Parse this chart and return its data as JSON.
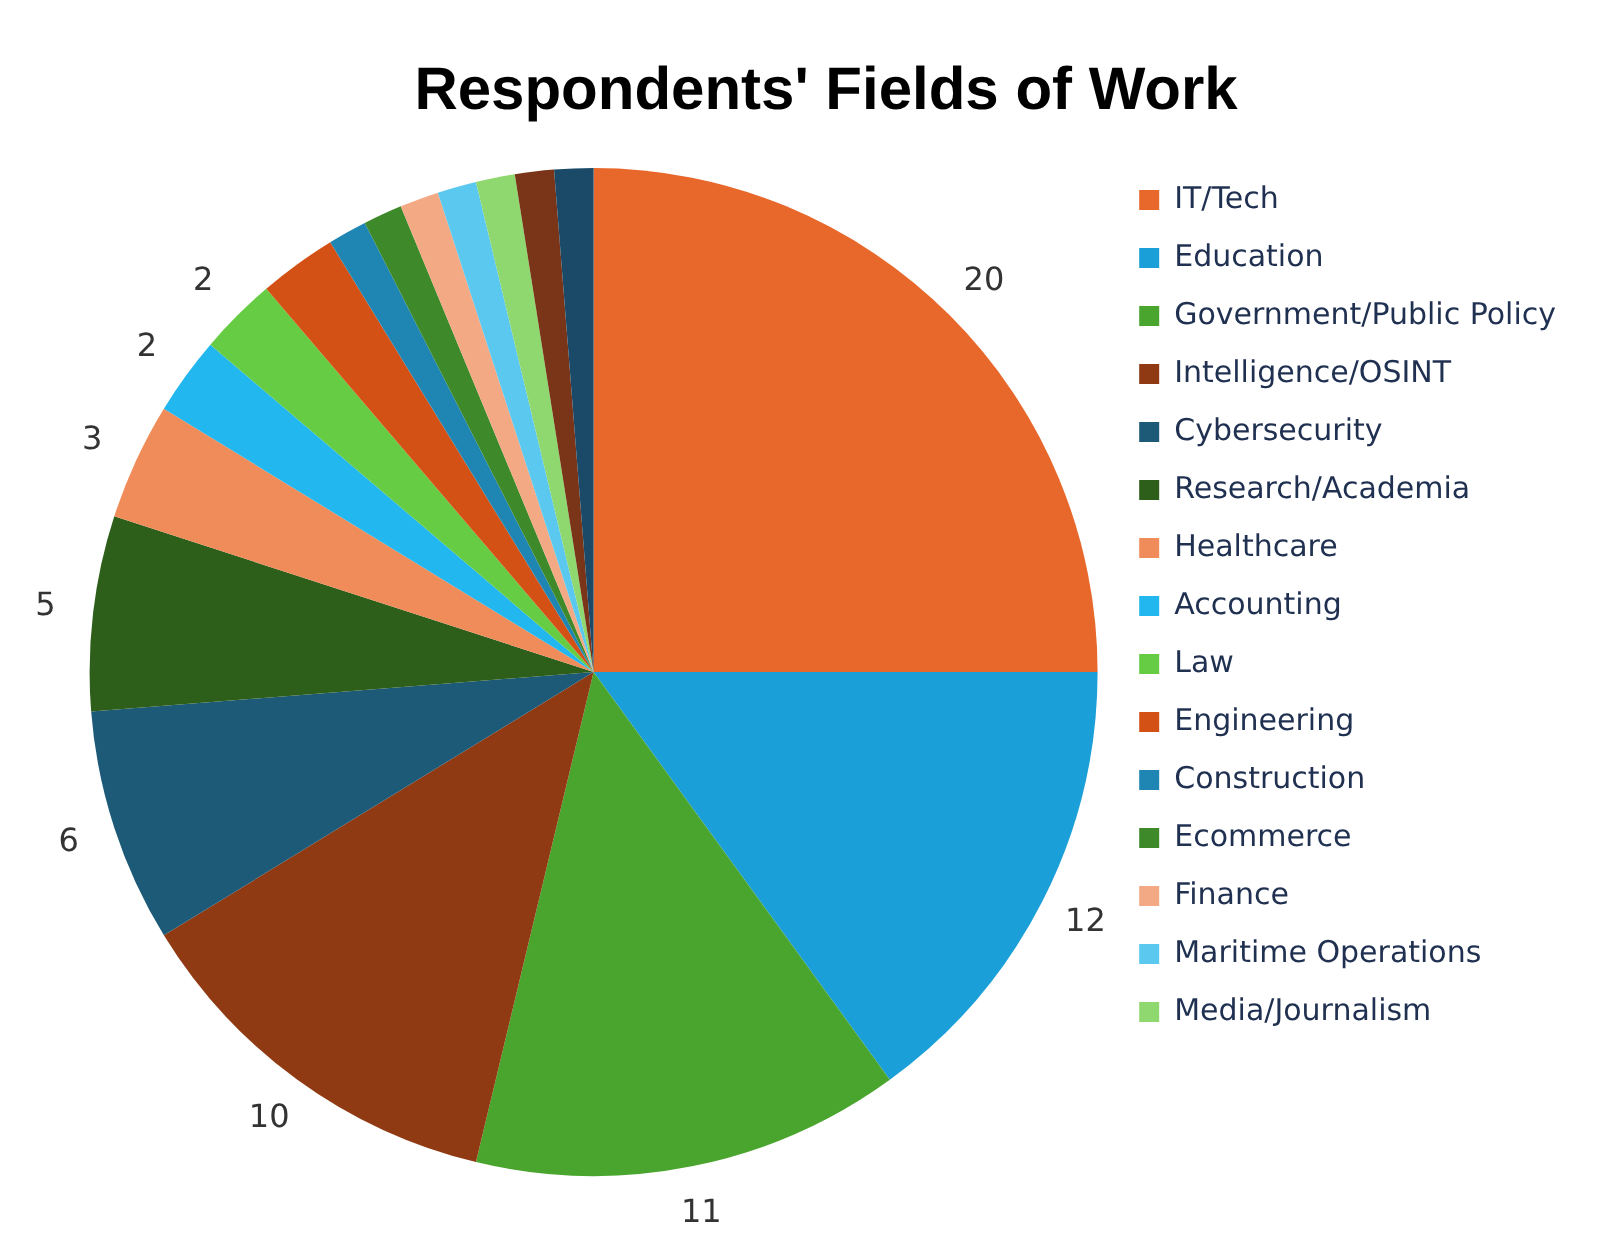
{
  "chart_data": {
    "type": "pie",
    "title": "Respondents' Fields of Work",
    "categories": [
      "IT/Tech",
      "Education",
      "Government/Public Policy",
      "Intelligence/OSINT",
      "Cybersecurity",
      "Research/Academia",
      "Healthcare",
      "Accounting",
      "Law",
      "Engineering",
      "Construction",
      "Ecommerce",
      "Finance",
      "Maritime Operations",
      "Media/Journalism",
      null,
      null
    ],
    "values": [
      20,
      12,
      11,
      10,
      6,
      5,
      3,
      2,
      2,
      2,
      1,
      1,
      1,
      1,
      1,
      1,
      1
    ],
    "value_labels": [
      "20",
      "12",
      "11",
      "10",
      "6",
      "5",
      "3",
      "2",
      "2",
      null,
      null,
      null,
      null,
      null,
      null,
      null,
      null
    ],
    "colors": [
      "#e8672a",
      "#1b9fd8",
      "#4aa52e",
      "#8f3a12",
      "#1d5a78",
      "#2d5e1a",
      "#f08c5a",
      "#22b7ee",
      "#66cc44",
      "#d45116",
      "#1f86b4",
      "#3e8a2b",
      "#f3a984",
      "#5bc8f0",
      "#8fd870",
      "#7a3418",
      "#1a4a68"
    ],
    "legend": "right"
  }
}
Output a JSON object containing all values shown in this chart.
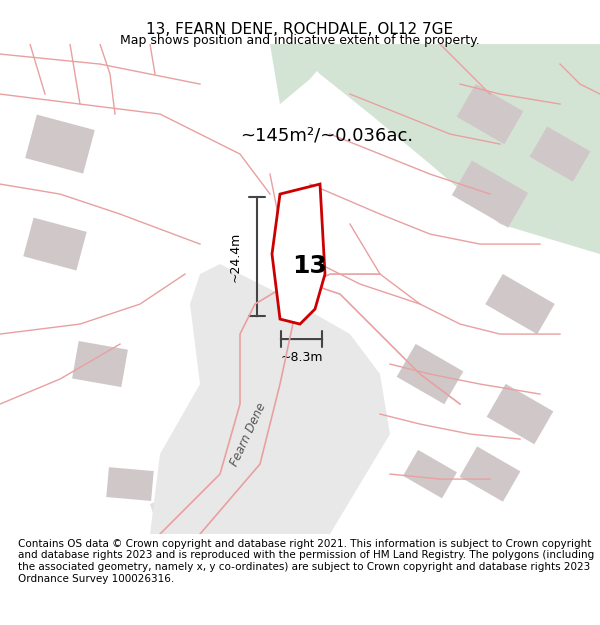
{
  "title": "13, FEARN DENE, ROCHDALE, OL12 7GE",
  "subtitle": "Map shows position and indicative extent of the property.",
  "footer": "Contains OS data © Crown copyright and database right 2021. This information is subject to Crown copyright and database rights 2023 and is reproduced with the permission of HM Land Registry. The polygons (including the associated geometry, namely x, y co-ordinates) are subject to Crown copyright and database rights 2023 Ordnance Survey 100026316.",
  "area_label": "~145m²/~0.036ac.",
  "width_label": "~8.3m",
  "height_label": "~24.4m",
  "property_number": "13",
  "bg_color": "#f5f0f0",
  "green_area_color": "#d4e4d4",
  "road_color": "#e8e8e8",
  "building_color": "#d8d0d0",
  "plot_line_color": "#cc0000",
  "pink_line_color": "#e8a0a0",
  "measure_line_color": "#444444",
  "title_fontsize": 11,
  "subtitle_fontsize": 9,
  "footer_fontsize": 7.5
}
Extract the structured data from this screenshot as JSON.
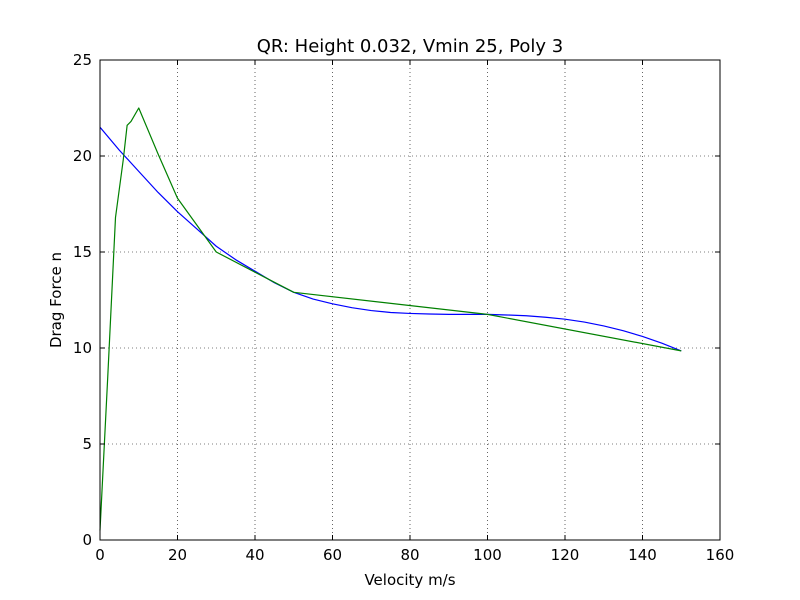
{
  "chart_data": {
    "type": "line",
    "title": "QR: Height 0.032, Vmin 25, Poly 3",
    "xlabel": "Velocity m/s",
    "ylabel": "Drag Force n",
    "xlim": [
      0,
      160
    ],
    "ylim": [
      0,
      25
    ],
    "xticks": [
      0,
      20,
      40,
      60,
      80,
      100,
      120,
      140,
      160
    ],
    "yticks": [
      0,
      5,
      10,
      15,
      20,
      25
    ],
    "grid": true,
    "legend": "none",
    "series": [
      {
        "color": "#0000ff",
        "x": [
          0,
          5,
          10,
          15,
          20,
          25,
          30,
          35,
          40,
          45,
          50,
          55,
          60,
          65,
          70,
          75,
          80,
          85,
          90,
          95,
          100,
          105,
          110,
          115,
          120,
          125,
          130,
          135,
          140,
          145,
          150
        ],
        "y": [
          21.5,
          20.3,
          19.2,
          18.1,
          17.1,
          16.2,
          15.3,
          14.6,
          14.0,
          13.4,
          12.9,
          12.55,
          12.3,
          12.1,
          11.95,
          11.85,
          11.8,
          11.77,
          11.75,
          11.75,
          11.75,
          11.72,
          11.68,
          11.6,
          11.5,
          11.35,
          11.15,
          10.9,
          10.6,
          10.25,
          9.85
        ]
      },
      {
        "color": "#008000",
        "x": [
          0,
          2,
          4,
          6,
          7,
          8,
          10,
          15,
          20,
          30,
          50,
          100,
          150
        ],
        "y": [
          0.5,
          8.5,
          16.8,
          19.8,
          21.6,
          21.8,
          22.5,
          20.1,
          17.8,
          15.0,
          12.9,
          11.75,
          9.85
        ]
      }
    ]
  }
}
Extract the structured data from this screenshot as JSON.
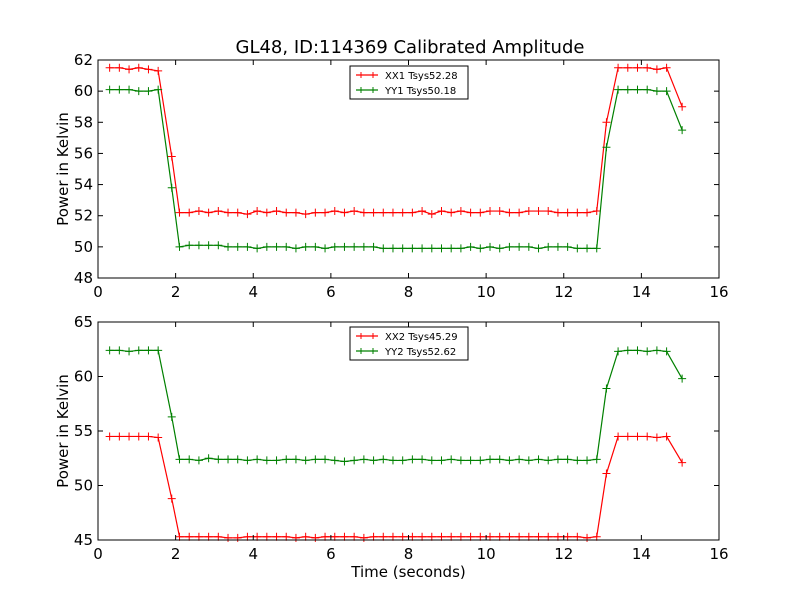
{
  "title": "GL48, ID:114369 Calibrated Amplitude",
  "colors": {
    "XX": "#ff0000",
    "YY": "#008000"
  },
  "chart_data": [
    {
      "type": "line",
      "xlabel": "",
      "ylabel": "Power in Kelvin",
      "xlim": [
        0,
        16
      ],
      "ylim": [
        48,
        62
      ],
      "xticks": [
        0,
        2,
        4,
        6,
        8,
        10,
        12,
        14,
        16
      ],
      "yticks": [
        48,
        50,
        52,
        54,
        56,
        58,
        60,
        62
      ],
      "legend": "top-center",
      "grid": false,
      "series": [
        {
          "name": "XX1 Tsys52.28",
          "color": "#ff0000",
          "x": [
            0.3,
            0.55,
            0.8,
            1.05,
            1.3,
            1.55,
            1.9,
            2.1,
            2.35,
            2.6,
            2.85,
            3.1,
            3.35,
            3.6,
            3.85,
            4.1,
            4.35,
            4.6,
            4.85,
            5.1,
            5.35,
            5.6,
            5.85,
            6.1,
            6.35,
            6.6,
            6.85,
            7.1,
            7.35,
            7.6,
            7.85,
            8.1,
            8.35,
            8.6,
            8.85,
            9.1,
            9.35,
            9.6,
            9.85,
            10.1,
            10.35,
            10.6,
            10.85,
            11.1,
            11.35,
            11.6,
            11.85,
            12.1,
            12.35,
            12.6,
            12.85,
            13.1,
            13.4,
            13.65,
            13.9,
            14.15,
            14.4,
            14.65,
            15.05
          ],
          "values": [
            61.5,
            61.5,
            61.4,
            61.5,
            61.4,
            61.3,
            55.8,
            52.2,
            52.2,
            52.3,
            52.2,
            52.3,
            52.2,
            52.2,
            52.1,
            52.3,
            52.2,
            52.3,
            52.2,
            52.2,
            52.1,
            52.2,
            52.2,
            52.3,
            52.2,
            52.3,
            52.2,
            52.2,
            52.2,
            52.2,
            52.2,
            52.2,
            52.3,
            52.1,
            52.3,
            52.2,
            52.3,
            52.2,
            52.2,
            52.3,
            52.3,
            52.2,
            52.2,
            52.3,
            52.3,
            52.3,
            52.2,
            52.2,
            52.2,
            52.2,
            52.3,
            58.0,
            61.5,
            61.5,
            61.5,
            61.5,
            61.4,
            61.5,
            59.0
          ]
        },
        {
          "name": "YY1 Tsys50.18",
          "color": "#008000",
          "x": [
            0.3,
            0.55,
            0.8,
            1.05,
            1.3,
            1.55,
            1.9,
            2.1,
            2.35,
            2.6,
            2.85,
            3.1,
            3.35,
            3.6,
            3.85,
            4.1,
            4.35,
            4.6,
            4.85,
            5.1,
            5.35,
            5.6,
            5.85,
            6.1,
            6.35,
            6.6,
            6.85,
            7.1,
            7.35,
            7.6,
            7.85,
            8.1,
            8.35,
            8.6,
            8.85,
            9.1,
            9.35,
            9.6,
            9.85,
            10.1,
            10.35,
            10.6,
            10.85,
            11.1,
            11.35,
            11.6,
            11.85,
            12.1,
            12.35,
            12.6,
            12.85,
            13.1,
            13.4,
            13.65,
            13.9,
            14.15,
            14.4,
            14.65,
            15.05
          ],
          "values": [
            60.1,
            60.1,
            60.1,
            60.0,
            60.0,
            60.1,
            53.8,
            50.0,
            50.1,
            50.1,
            50.1,
            50.1,
            50.0,
            50.0,
            50.0,
            49.9,
            50.0,
            50.0,
            50.0,
            49.9,
            50.0,
            50.0,
            49.9,
            50.0,
            50.0,
            50.0,
            50.0,
            50.0,
            49.9,
            49.9,
            49.9,
            49.9,
            49.9,
            49.9,
            49.9,
            49.9,
            49.9,
            50.0,
            49.9,
            50.0,
            49.9,
            50.0,
            50.0,
            50.0,
            49.9,
            50.0,
            50.0,
            50.0,
            49.9,
            49.9,
            49.9,
            56.4,
            60.1,
            60.1,
            60.1,
            60.1,
            60.0,
            60.0,
            57.5
          ]
        }
      ]
    },
    {
      "type": "line",
      "xlabel": "Time (seconds)",
      "ylabel": "Power in Kelvin",
      "xlim": [
        0,
        16
      ],
      "ylim": [
        45,
        65
      ],
      "xticks": [
        0,
        2,
        4,
        6,
        8,
        10,
        12,
        14,
        16
      ],
      "yticks": [
        45,
        50,
        55,
        60,
        65
      ],
      "legend": "top-center",
      "grid": false,
      "series": [
        {
          "name": "XX2 Tsys45.29",
          "color": "#ff0000",
          "x": [
            0.3,
            0.55,
            0.8,
            1.05,
            1.3,
            1.55,
            1.9,
            2.1,
            2.35,
            2.6,
            2.85,
            3.1,
            3.35,
            3.6,
            3.85,
            4.1,
            4.35,
            4.6,
            4.85,
            5.1,
            5.35,
            5.6,
            5.85,
            6.1,
            6.35,
            6.6,
            6.85,
            7.1,
            7.35,
            7.6,
            7.85,
            8.1,
            8.35,
            8.6,
            8.85,
            9.1,
            9.35,
            9.6,
            9.85,
            10.1,
            10.35,
            10.6,
            10.85,
            11.1,
            11.35,
            11.6,
            11.85,
            12.1,
            12.35,
            12.6,
            12.85,
            13.1,
            13.4,
            13.65,
            13.9,
            14.15,
            14.4,
            14.65,
            15.05
          ],
          "values": [
            54.5,
            54.5,
            54.5,
            54.5,
            54.5,
            54.4,
            48.8,
            45.3,
            45.3,
            45.3,
            45.3,
            45.3,
            45.2,
            45.2,
            45.3,
            45.3,
            45.3,
            45.3,
            45.3,
            45.2,
            45.3,
            45.2,
            45.3,
            45.3,
            45.3,
            45.3,
            45.2,
            45.3,
            45.3,
            45.3,
            45.3,
            45.3,
            45.3,
            45.3,
            45.3,
            45.3,
            45.3,
            45.3,
            45.3,
            45.3,
            45.3,
            45.3,
            45.3,
            45.3,
            45.3,
            45.3,
            45.3,
            45.3,
            45.3,
            45.2,
            45.3,
            51.1,
            54.5,
            54.5,
            54.5,
            54.5,
            54.4,
            54.5,
            52.1
          ]
        },
        {
          "name": "YY2 Tsys52.62",
          "color": "#008000",
          "x": [
            0.3,
            0.55,
            0.8,
            1.05,
            1.3,
            1.55,
            1.9,
            2.1,
            2.35,
            2.6,
            2.85,
            3.1,
            3.35,
            3.6,
            3.85,
            4.1,
            4.35,
            4.6,
            4.85,
            5.1,
            5.35,
            5.6,
            5.85,
            6.1,
            6.35,
            6.6,
            6.85,
            7.1,
            7.35,
            7.6,
            7.85,
            8.1,
            8.35,
            8.6,
            8.85,
            9.1,
            9.35,
            9.6,
            9.85,
            10.1,
            10.35,
            10.6,
            10.85,
            11.1,
            11.35,
            11.6,
            11.85,
            12.1,
            12.35,
            12.6,
            12.85,
            13.1,
            13.4,
            13.65,
            13.9,
            14.15,
            14.4,
            14.65,
            15.05
          ],
          "values": [
            62.4,
            62.4,
            62.3,
            62.4,
            62.4,
            62.4,
            56.3,
            52.4,
            52.4,
            52.3,
            52.5,
            52.4,
            52.4,
            52.4,
            52.3,
            52.4,
            52.3,
            52.3,
            52.4,
            52.4,
            52.3,
            52.4,
            52.4,
            52.3,
            52.2,
            52.3,
            52.4,
            52.3,
            52.4,
            52.3,
            52.3,
            52.4,
            52.4,
            52.3,
            52.3,
            52.4,
            52.3,
            52.3,
            52.3,
            52.4,
            52.4,
            52.3,
            52.4,
            52.3,
            52.4,
            52.3,
            52.4,
            52.4,
            52.3,
            52.3,
            52.4,
            58.9,
            62.3,
            62.4,
            62.4,
            62.3,
            62.4,
            62.3,
            59.8
          ]
        }
      ]
    }
  ]
}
========================================
▶ [Instruction]: Each line containing the word "JSON" counts once; say how many such lines there are, giving only the number.

▶ [Answer for this exercise]: 4